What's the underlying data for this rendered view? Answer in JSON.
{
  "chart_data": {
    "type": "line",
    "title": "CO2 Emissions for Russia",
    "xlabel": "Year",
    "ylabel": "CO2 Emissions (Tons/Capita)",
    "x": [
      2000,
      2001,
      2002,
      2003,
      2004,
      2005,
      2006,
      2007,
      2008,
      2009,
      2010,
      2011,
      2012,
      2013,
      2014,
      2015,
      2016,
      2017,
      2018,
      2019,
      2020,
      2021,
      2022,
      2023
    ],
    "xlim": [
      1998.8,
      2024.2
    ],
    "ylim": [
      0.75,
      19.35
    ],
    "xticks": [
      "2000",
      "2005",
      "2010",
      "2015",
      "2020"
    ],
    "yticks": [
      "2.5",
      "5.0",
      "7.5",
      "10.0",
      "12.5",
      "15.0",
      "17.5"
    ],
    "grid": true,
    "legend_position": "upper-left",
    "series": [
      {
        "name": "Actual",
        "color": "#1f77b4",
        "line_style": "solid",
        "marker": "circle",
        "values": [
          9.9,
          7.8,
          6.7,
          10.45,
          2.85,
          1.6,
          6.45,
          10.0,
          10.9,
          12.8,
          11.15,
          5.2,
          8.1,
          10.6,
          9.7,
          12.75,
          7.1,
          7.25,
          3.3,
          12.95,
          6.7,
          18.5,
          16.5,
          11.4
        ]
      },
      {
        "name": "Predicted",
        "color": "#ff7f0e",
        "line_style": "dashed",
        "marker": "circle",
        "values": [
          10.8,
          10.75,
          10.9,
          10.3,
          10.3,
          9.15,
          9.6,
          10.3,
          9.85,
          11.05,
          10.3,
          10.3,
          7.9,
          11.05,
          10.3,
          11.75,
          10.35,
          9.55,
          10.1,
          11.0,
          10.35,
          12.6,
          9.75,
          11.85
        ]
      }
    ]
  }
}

__Task to complete__
All of the entries above must be quoted exactly.

__Completed task__
What's the underlying data for this rendered view? Answer in JSON.
{
  "chart_data": {
    "type": "line",
    "title": "CO2 Emissions for Russia",
    "xlabel": "Year",
    "ylabel": "CO2 Emissions (Tons/Capita)",
    "x": [
      2000,
      2001,
      2002,
      2003,
      2004,
      2005,
      2006,
      2007,
      2008,
      2009,
      2010,
      2011,
      2012,
      2013,
      2014,
      2015,
      2016,
      2017,
      2018,
      2019,
      2020,
      2021,
      2022,
      2023
    ],
    "xlim": [
      1998.8,
      2024.2
    ],
    "ylim": [
      0.75,
      19.35
    ],
    "xticks": [
      "2000",
      "2005",
      "2010",
      "2015",
      "2020"
    ],
    "yticks": [
      "2.5",
      "5.0",
      "7.5",
      "10.0",
      "12.5",
      "15.0",
      "17.5"
    ],
    "grid": true,
    "legend_position": "upper-left",
    "series": [
      {
        "name": "Actual",
        "color": "#1f77b4",
        "line_style": "solid",
        "marker": "circle",
        "values": [
          9.9,
          7.8,
          6.7,
          10.45,
          2.85,
          1.6,
          6.45,
          10.0,
          10.9,
          12.8,
          11.15,
          5.2,
          8.1,
          10.6,
          9.7,
          12.75,
          7.1,
          7.25,
          3.3,
          12.95,
          6.7,
          18.5,
          16.5,
          11.4
        ]
      },
      {
        "name": "Predicted",
        "color": "#ff7f0e",
        "line_style": "dashed",
        "marker": "circle",
        "values": [
          10.8,
          10.75,
          10.9,
          10.3,
          10.3,
          9.15,
          9.6,
          10.3,
          9.85,
          11.05,
          10.3,
          10.3,
          7.9,
          11.05,
          10.3,
          11.75,
          10.35,
          9.55,
          10.1,
          11.0,
          10.35,
          12.6,
          9.75,
          11.85
        ]
      }
    ]
  }
}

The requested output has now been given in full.